CHALLENGE: Return all the data below as it stands, minus the pictures.

DATA SHOWN:
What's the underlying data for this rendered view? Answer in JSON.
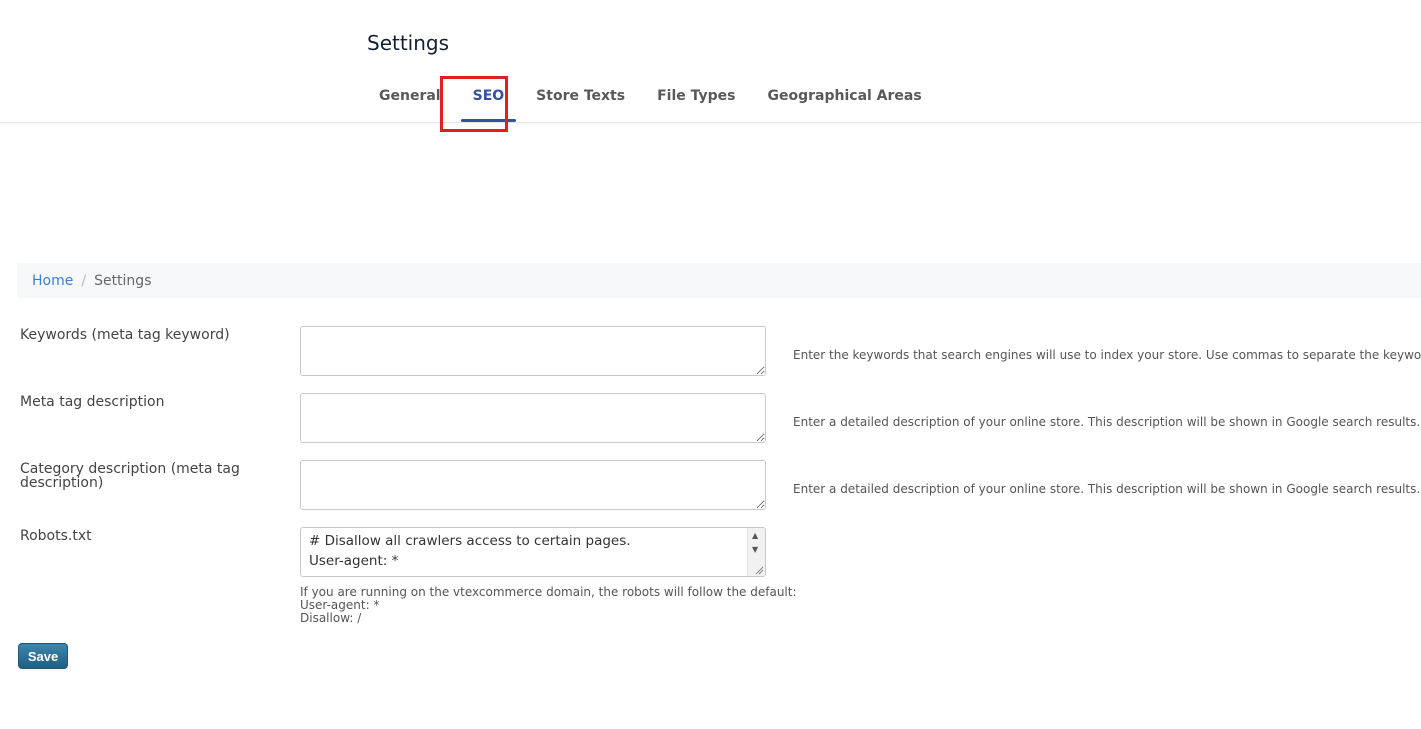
{
  "header": {
    "title": "Settings",
    "tabs": [
      {
        "label": "General",
        "active": false
      },
      {
        "label": "SEO",
        "active": true
      },
      {
        "label": "Store Texts",
        "active": false
      },
      {
        "label": "File Types",
        "active": false
      },
      {
        "label": "Geographical Areas",
        "active": false
      }
    ]
  },
  "breadcrumb": {
    "home": "Home",
    "separator": "/",
    "current": "Settings"
  },
  "form": {
    "keywords": {
      "label": "Keywords (meta tag keyword)",
      "value": "",
      "help": "Enter the keywords that search engines will use to index your store. Use commas to separate the keywords."
    },
    "meta_description": {
      "label": "Meta tag description",
      "value": "",
      "help": "Enter a detailed description of your online store. This description will be shown in Google search results."
    },
    "category_description": {
      "label": "Category description (meta tag description)",
      "value": "",
      "help": "Enter a detailed description of your online store. This description will be shown in Google search results."
    },
    "robots": {
      "label": "Robots.txt",
      "line1": "# Disallow all crawlers access to certain pages.",
      "line2": "User-agent: *",
      "note_line1": "If you are running on the vtexcommerce domain, the robots will follow the default:",
      "note_line2": "User-agent: *",
      "note_line3": "Disallow: /"
    },
    "save_label": "Save"
  },
  "colors": {
    "accent": "#3551a5",
    "highlight": "#e02020",
    "link": "#3c7fd1",
    "save_button": "#2a6f94"
  }
}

THE COMPLETED TASK:
What's the underlying data for this rendered view? Answer in JSON.
{
  "header": {
    "title": "Settings",
    "tabs": [
      {
        "label": "General",
        "active": false
      },
      {
        "label": "SEO",
        "active": true
      },
      {
        "label": "Store Texts",
        "active": false
      },
      {
        "label": "File Types",
        "active": false
      },
      {
        "label": "Geographical Areas",
        "active": false
      }
    ]
  },
  "breadcrumb": {
    "home": "Home",
    "separator": "/",
    "current": "Settings"
  },
  "form": {
    "keywords": {
      "label": "Keywords (meta tag keyword)",
      "value": "",
      "help": "Enter the keywords that search engines will use to index your store. Use commas to separate the keywords."
    },
    "meta_description": {
      "label": "Meta tag description",
      "value": "",
      "help": "Enter a detailed description of your online store. This description will be shown in Google search results."
    },
    "category_description": {
      "label": "Category description (meta tag description)",
      "value": "",
      "help": "Enter a detailed description of your online store. This description will be shown in Google search results."
    },
    "robots": {
      "label": "Robots.txt",
      "line1": "# Disallow all crawlers access to certain pages.",
      "line2": "User-agent: *",
      "note_line1": "If you are running on the vtexcommerce domain, the robots will follow the default:",
      "note_line2": "User-agent: *",
      "note_line3": "Disallow: /"
    },
    "save_label": "Save"
  },
  "colors": {
    "accent": "#3551a5",
    "highlight": "#e02020",
    "link": "#3c7fd1",
    "save_button": "#2a6f94"
  }
}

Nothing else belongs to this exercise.